Work to be completed – Reproduce the listing below verbatim, line for line, omitting the pictures.

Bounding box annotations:
_ _ _ _ _

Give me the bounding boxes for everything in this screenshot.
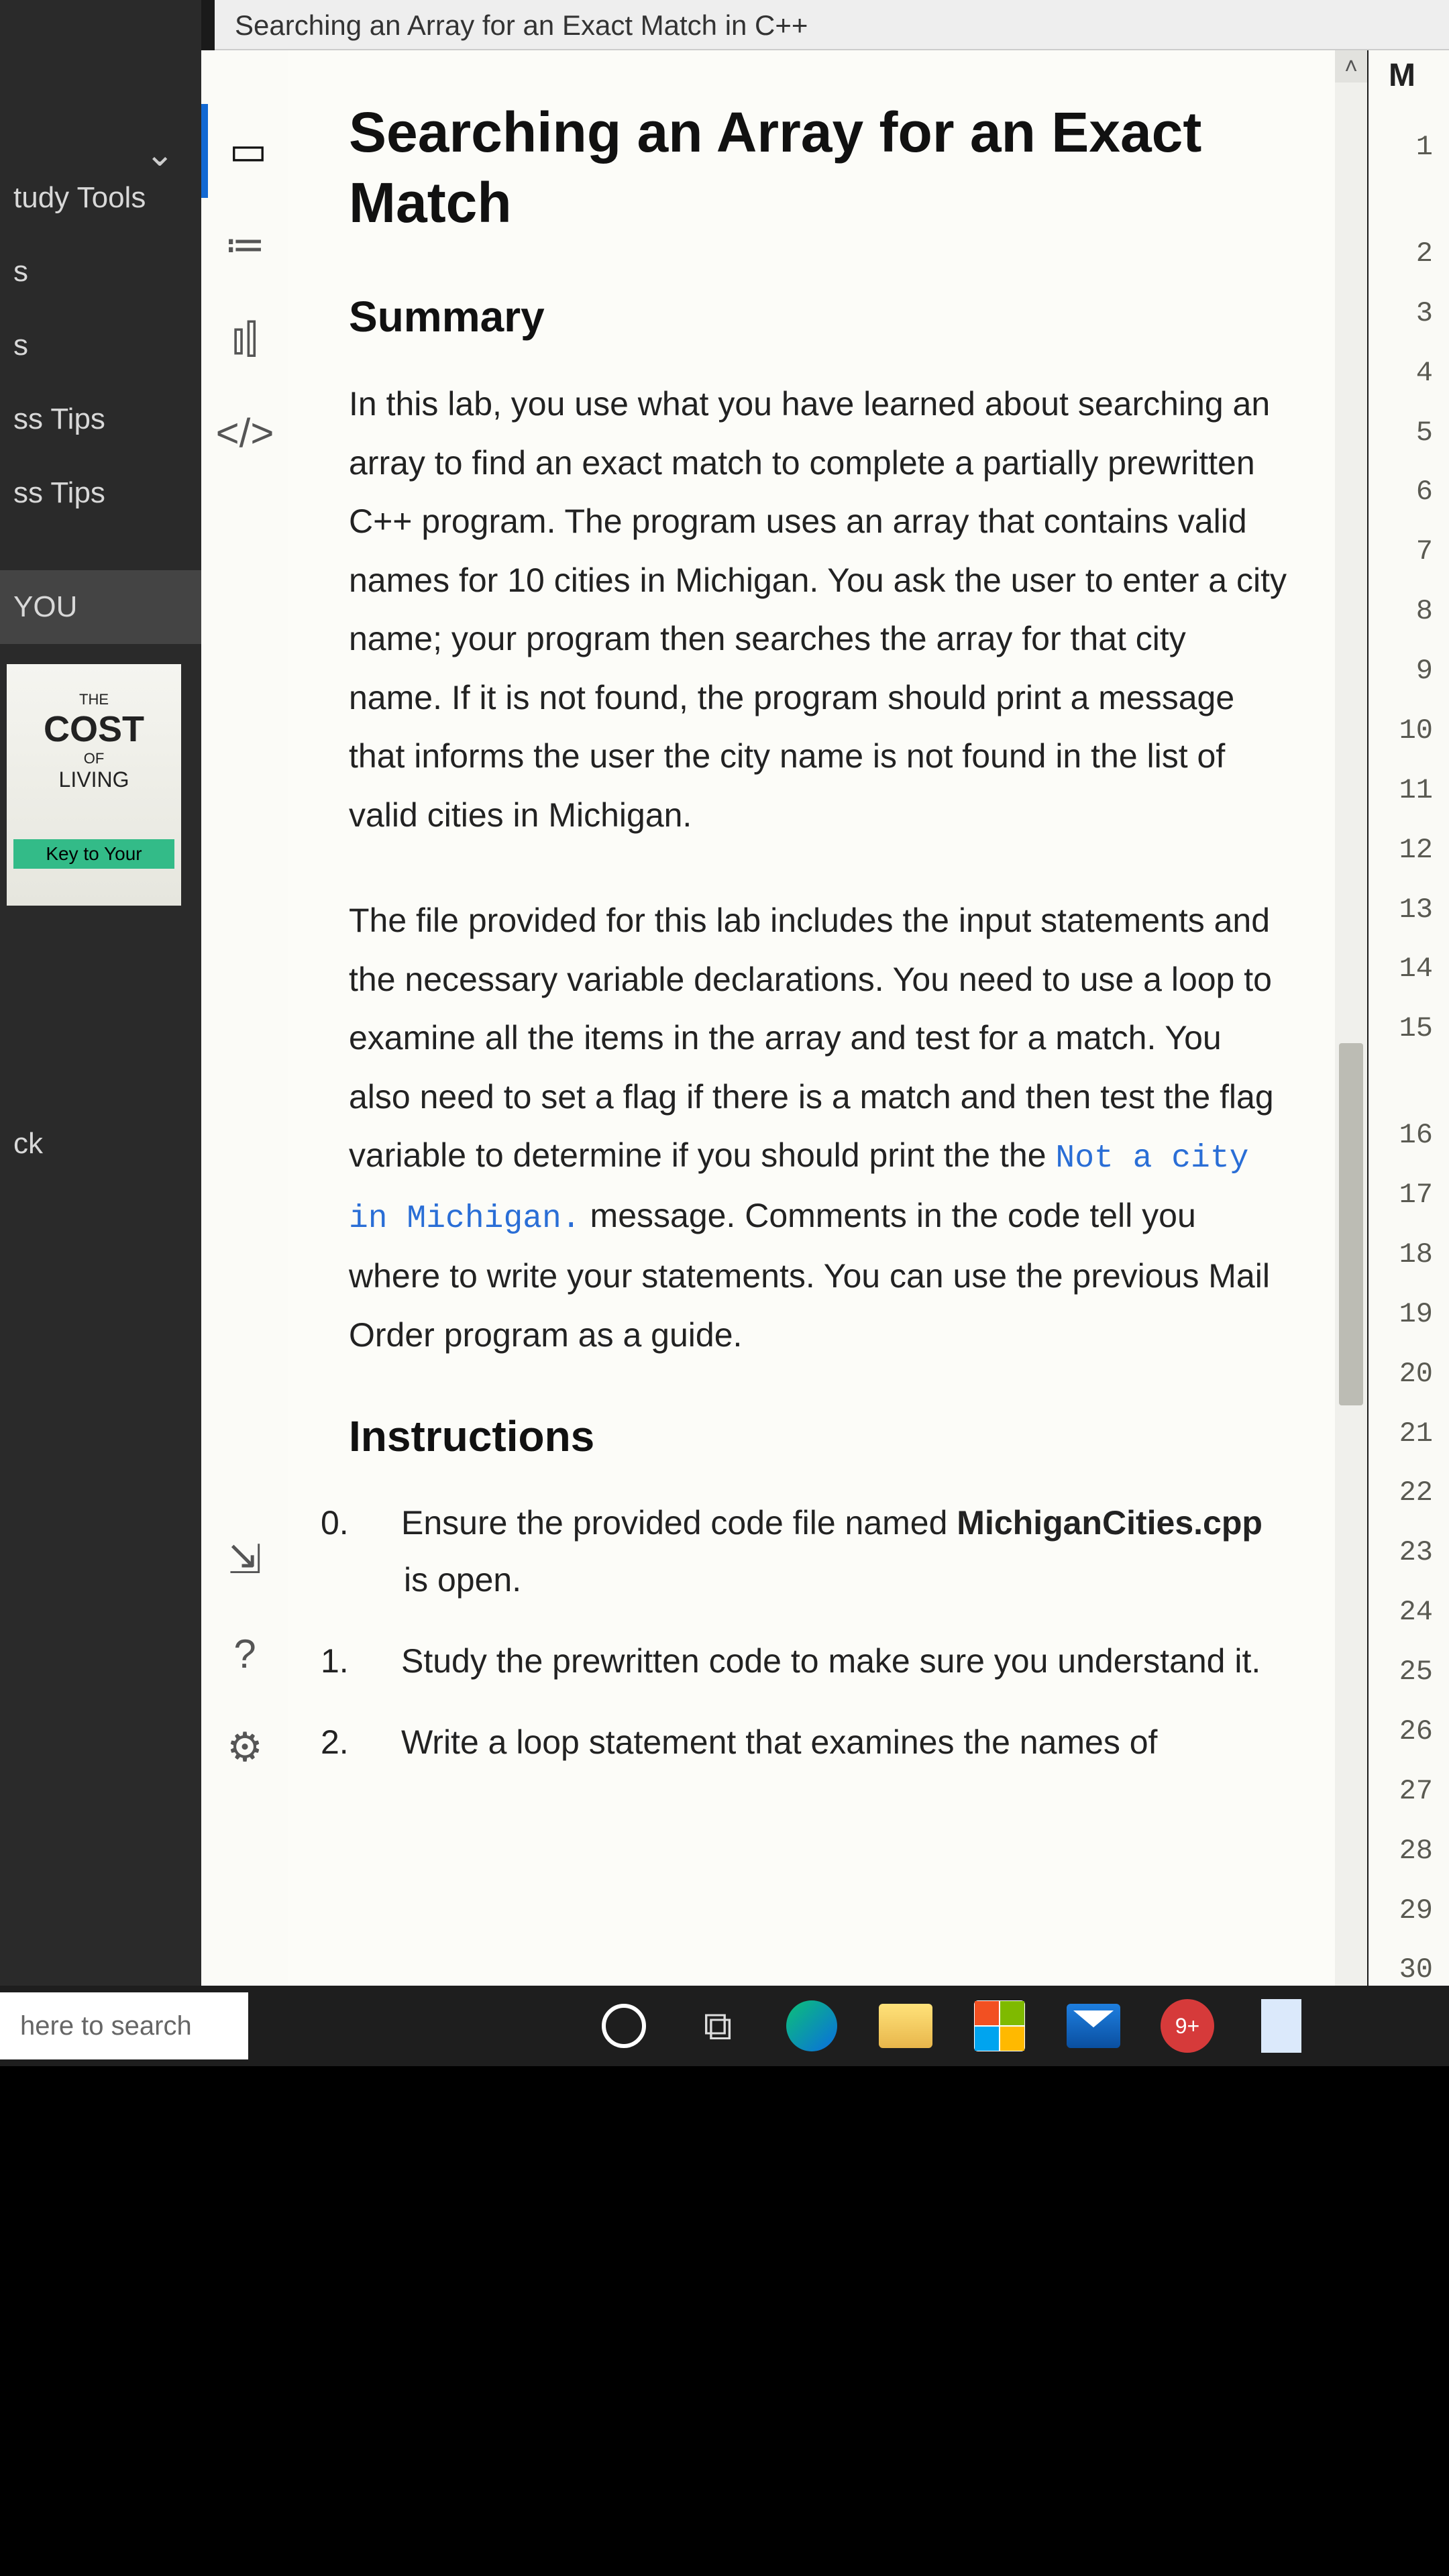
line-number: 22 xyxy=(1368,1463,1449,1523)
scroll-up-button[interactable]: ˄ xyxy=(1335,50,1367,83)
instructions-list: 0.Ensure the provided code file named Mi… xyxy=(362,1495,1288,1771)
line-number: 4 xyxy=(1368,343,1449,403)
line-number: 19 xyxy=(1368,1285,1449,1344)
book-sub: LIVING xyxy=(13,767,174,792)
sidebar-item-tips-1[interactable]: ss Tips xyxy=(0,382,201,456)
line-number: 29 xyxy=(1368,1881,1449,1941)
line-number: 15 xyxy=(1368,999,1449,1059)
line-number: 12 xyxy=(1368,820,1449,880)
notification-badge-icon[interactable]: 9+ xyxy=(1161,1999,1214,2053)
step0-b: is open. xyxy=(404,1561,521,1599)
gear-icon[interactable]: ⚙ xyxy=(201,1701,288,1794)
summary-paragraph-1: In this lab, you use what you have learn… xyxy=(349,375,1288,845)
tool-rail: ▭ ≔ ⫾⫿ </> ⇲ ? ⚙ xyxy=(201,50,288,2063)
line-number: 6 xyxy=(1368,462,1449,522)
summary-paragraph-2: The file provided for this lab includes … xyxy=(349,892,1288,1364)
page-title: Searching an Array for an Exact Match xyxy=(349,97,1288,238)
content-scrollbar[interactable]: ˄ ˅ xyxy=(1335,50,1367,2029)
chevron-down-icon[interactable]: ⌄ xyxy=(145,134,174,174)
code-line-gutter: M 1 23456789101112131415 161718192021222… xyxy=(1368,50,1449,2083)
line-number: 20 xyxy=(1368,1344,1449,1404)
line-number: 21 xyxy=(1368,1404,1449,1464)
step2-text: Write a loop statement that examines the… xyxy=(401,1723,1157,1761)
edge-icon[interactable] xyxy=(785,1999,839,2053)
line-number: 3 xyxy=(1368,284,1449,343)
step0-a: Ensure the provided code file named xyxy=(401,1504,957,1542)
line-number: 24 xyxy=(1368,1582,1449,1642)
line-number: 27 xyxy=(1368,1762,1449,1821)
app-sidebar: ⌄ tudy Tools s s ss Tips ss Tips YOU THE… xyxy=(0,0,201,2012)
line-number: 10 xyxy=(1368,701,1449,761)
help-icon[interactable]: ? xyxy=(201,1607,288,1701)
line-number: 9 xyxy=(1368,641,1449,701)
mail-icon[interactable] xyxy=(1067,1999,1120,2053)
list-icon[interactable]: ≔ xyxy=(201,198,288,292)
document-tab[interactable]: Searching an Array for an Exact Match in… xyxy=(215,0,1449,50)
line-number: 1 xyxy=(1368,117,1449,177)
sidebar-for-you[interactable]: YOU xyxy=(0,570,201,644)
taskbar-search[interactable]: here to search xyxy=(0,1992,248,2059)
line-number: 16 xyxy=(1368,1106,1449,1165)
task-view-icon[interactable]: ⧉ xyxy=(691,1999,745,2053)
share-icon[interactable]: ⇲ xyxy=(201,1513,288,1607)
line-number: 23 xyxy=(1368,1523,1449,1582)
p2-text-a: The file provided for this lab includes … xyxy=(349,902,1274,1174)
scroll-thumb[interactable] xyxy=(1339,1043,1363,1405)
step0-filename: MichiganCities.cpp xyxy=(957,1504,1263,1542)
line-number: 26 xyxy=(1368,1702,1449,1762)
line-number: 7 xyxy=(1368,522,1449,582)
cortana-icon[interactable] xyxy=(597,1999,651,2053)
book-caption: Key to Your xyxy=(13,839,174,869)
line-number: 17 xyxy=(1368,1165,1449,1225)
sidebar-item-tips-2[interactable]: ss Tips xyxy=(0,456,201,530)
line-number: 25 xyxy=(1368,1642,1449,1702)
instruction-step-0: 0.Ensure the provided code file named Mi… xyxy=(362,1495,1288,1609)
file-explorer-icon[interactable] xyxy=(879,1999,932,2053)
instructions-heading: Instructions xyxy=(349,1411,1288,1461)
code-icon[interactable]: </> xyxy=(201,386,288,480)
offscreen-black xyxy=(0,2066,1449,2576)
step1-text: Study the prewritten code to make sure y… xyxy=(401,1642,1260,1680)
instruction-step-2: 2.Write a loop statement that examines t… xyxy=(362,1714,1288,1771)
line-number: 28 xyxy=(1368,1821,1449,1881)
line-number: 8 xyxy=(1368,582,1449,641)
gutter-column-header: M xyxy=(1389,57,1415,94)
book-title: COST xyxy=(13,708,174,750)
chart-icon[interactable]: ⫾⫿ xyxy=(201,292,288,386)
notepad-icon[interactable] xyxy=(1254,1999,1308,2053)
instruction-step-1: 1.Study the prewritten code to make sure… xyxy=(362,1633,1288,1690)
summary-heading: Summary xyxy=(349,292,1288,341)
lesson-content: Searching an Array for an Exact Match Su… xyxy=(288,50,1335,2029)
book-of: OF xyxy=(13,750,174,767)
line-number: 2 xyxy=(1368,224,1449,284)
recommended-book-thumb[interactable]: THE COST OF LIVING Key to Your xyxy=(7,664,181,906)
line-number: 18 xyxy=(1368,1225,1449,1285)
line-number: 11 xyxy=(1368,761,1449,820)
windows-taskbar: here to search ⧉ 9+ xyxy=(0,1986,1449,2066)
line-number: 13 xyxy=(1368,880,1449,940)
sidebar-item-2[interactable]: s xyxy=(0,309,201,382)
book-icon[interactable]: ▭ xyxy=(201,104,288,198)
sidebar-item-1[interactable]: s xyxy=(0,235,201,309)
book-pre: THE xyxy=(13,691,174,708)
sidebar-item-ck[interactable]: ck xyxy=(0,1107,201,1181)
ms-store-icon[interactable] xyxy=(973,1999,1026,2053)
line-number: 14 xyxy=(1368,939,1449,999)
line-number: 5 xyxy=(1368,403,1449,463)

_ _ _ _ _

Task response –
Give me the bounding boxes for everything in this screenshot.
line-number: 22 xyxy=(1368,1463,1449,1523)
scroll-up-button[interactable]: ˄ xyxy=(1335,50,1367,83)
instructions-list: 0.Ensure the provided code file named Mi… xyxy=(362,1495,1288,1771)
line-number: 4 xyxy=(1368,343,1449,403)
line-number: 19 xyxy=(1368,1285,1449,1344)
book-sub: LIVING xyxy=(13,767,174,792)
sidebar-item-tips-1[interactable]: ss Tips xyxy=(0,382,201,456)
line-number: 29 xyxy=(1368,1881,1449,1941)
line-number: 15 xyxy=(1368,999,1449,1059)
line-number: 12 xyxy=(1368,820,1449,880)
notification-badge-icon[interactable]: 9+ xyxy=(1161,1999,1214,2053)
step0-b: is open. xyxy=(404,1561,521,1599)
gear-icon[interactable]: ⚙ xyxy=(201,1701,288,1794)
summary-paragraph-1: In this lab, you use what you have learn… xyxy=(349,375,1288,845)
tool-rail: ▭ ≔ ⫾⫿ </> ⇲ ? ⚙ xyxy=(201,50,288,2063)
line-number: 6 xyxy=(1368,462,1449,522)
summary-paragraph-2: The file provided for this lab includes … xyxy=(349,892,1288,1364)
page-title: Searching an Array for an Exact Match xyxy=(349,97,1288,238)
content-scrollbar[interactable]: ˄ ˅ xyxy=(1335,50,1367,2029)
chevron-down-icon[interactable]: ⌄ xyxy=(145,134,174,174)
code-line-gutter: M 1 23456789101112131415 161718192021222… xyxy=(1368,50,1449,2083)
line-number: 20 xyxy=(1368,1344,1449,1404)
line-number: 21 xyxy=(1368,1404,1449,1464)
step2-text: Write a loop statement that examines the… xyxy=(401,1723,1157,1761)
edge-icon[interactable] xyxy=(785,1999,839,2053)
line-number: 3 xyxy=(1368,284,1449,343)
step0-a: Ensure the provided code file named xyxy=(401,1504,957,1542)
line-number: 24 xyxy=(1368,1582,1449,1642)
line-number: 27 xyxy=(1368,1762,1449,1821)
app-sidebar: ⌄ tudy Tools s s ss Tips ss Tips YOU THE… xyxy=(0,0,201,2012)
line-number: 10 xyxy=(1368,701,1449,761)
help-icon[interactable]: ? xyxy=(201,1607,288,1701)
line-number: 9 xyxy=(1368,641,1449,701)
mail-icon[interactable] xyxy=(1067,1999,1120,2053)
list-icon[interactable]: ≔ xyxy=(201,198,288,292)
document-tab[interactable]: Searching an Array for an Exact Match in… xyxy=(215,0,1449,50)
line-number: 1 xyxy=(1368,117,1449,177)
sidebar-for-you[interactable]: YOU xyxy=(0,570,201,644)
taskbar-search[interactable]: here to search xyxy=(0,1992,248,2059)
line-number: 16 xyxy=(1368,1106,1449,1165)
task-view-icon[interactable]: ⧉ xyxy=(691,1999,745,2053)
share-icon[interactable]: ⇲ xyxy=(201,1513,288,1607)
line-number: 23 xyxy=(1368,1523,1449,1582)
p2-text-a: The file provided for this lab includes … xyxy=(349,902,1274,1174)
scroll-thumb[interactable] xyxy=(1339,1043,1363,1405)
step0-filename: MichiganCities.cpp xyxy=(957,1504,1263,1542)
line-number: 26 xyxy=(1368,1702,1449,1762)
line-number: 7 xyxy=(1368,522,1449,582)
cortana-icon[interactable] xyxy=(597,1999,651,2053)
book-caption: Key to Your xyxy=(13,839,174,869)
line-number: 17 xyxy=(1368,1165,1449,1225)
sidebar-item-tips-2[interactable]: ss Tips xyxy=(0,456,201,530)
line-number: 25 xyxy=(1368,1642,1449,1702)
instruction-step-0: 0.Ensure the provided code file named Mi… xyxy=(362,1495,1288,1609)
file-explorer-icon[interactable] xyxy=(879,1999,932,2053)
instructions-heading: Instructions xyxy=(349,1411,1288,1461)
code-icon[interactable]: </> xyxy=(201,386,288,480)
offscreen-black xyxy=(0,2066,1449,2576)
step1-text: Study the prewritten code to make sure y… xyxy=(401,1642,1260,1680)
instruction-step-2: 2.Write a loop statement that examines t… xyxy=(362,1714,1288,1771)
line-number: 28 xyxy=(1368,1821,1449,1881)
line-number: 8 xyxy=(1368,582,1449,641)
gutter-column-header: M xyxy=(1389,57,1415,94)
book-title: COST xyxy=(13,708,174,750)
chart-icon[interactable]: ⫾⫿ xyxy=(201,292,288,386)
notepad-icon[interactable] xyxy=(1254,1999,1308,2053)
instruction-step-1: 1.Study the prewritten code to make sure… xyxy=(362,1633,1288,1690)
summary-heading: Summary xyxy=(349,292,1288,341)
lesson-content: Searching an Array for an Exact Match Su… xyxy=(288,50,1335,2029)
book-of: OF xyxy=(13,750,174,767)
line-number: 2 xyxy=(1368,224,1449,284)
recommended-book-thumb[interactable]: THE COST OF LIVING Key to Your xyxy=(7,664,181,906)
line-number: 18 xyxy=(1368,1225,1449,1285)
line-number: 11 xyxy=(1368,761,1449,820)
windows-taskbar: here to search ⧉ 9+ xyxy=(0,1986,1449,2066)
line-number: 13 xyxy=(1368,880,1449,940)
sidebar-item-2[interactable]: s xyxy=(0,309,201,382)
book-icon[interactable]: ▭ xyxy=(201,104,288,198)
sidebar-item-1[interactable]: s xyxy=(0,235,201,309)
book-pre: THE xyxy=(13,691,174,708)
sidebar-item-ck[interactable]: ck xyxy=(0,1107,201,1181)
ms-store-icon[interactable] xyxy=(973,1999,1026,2053)
line-number: 14 xyxy=(1368,939,1449,999)
line-number: 5 xyxy=(1368,403,1449,463)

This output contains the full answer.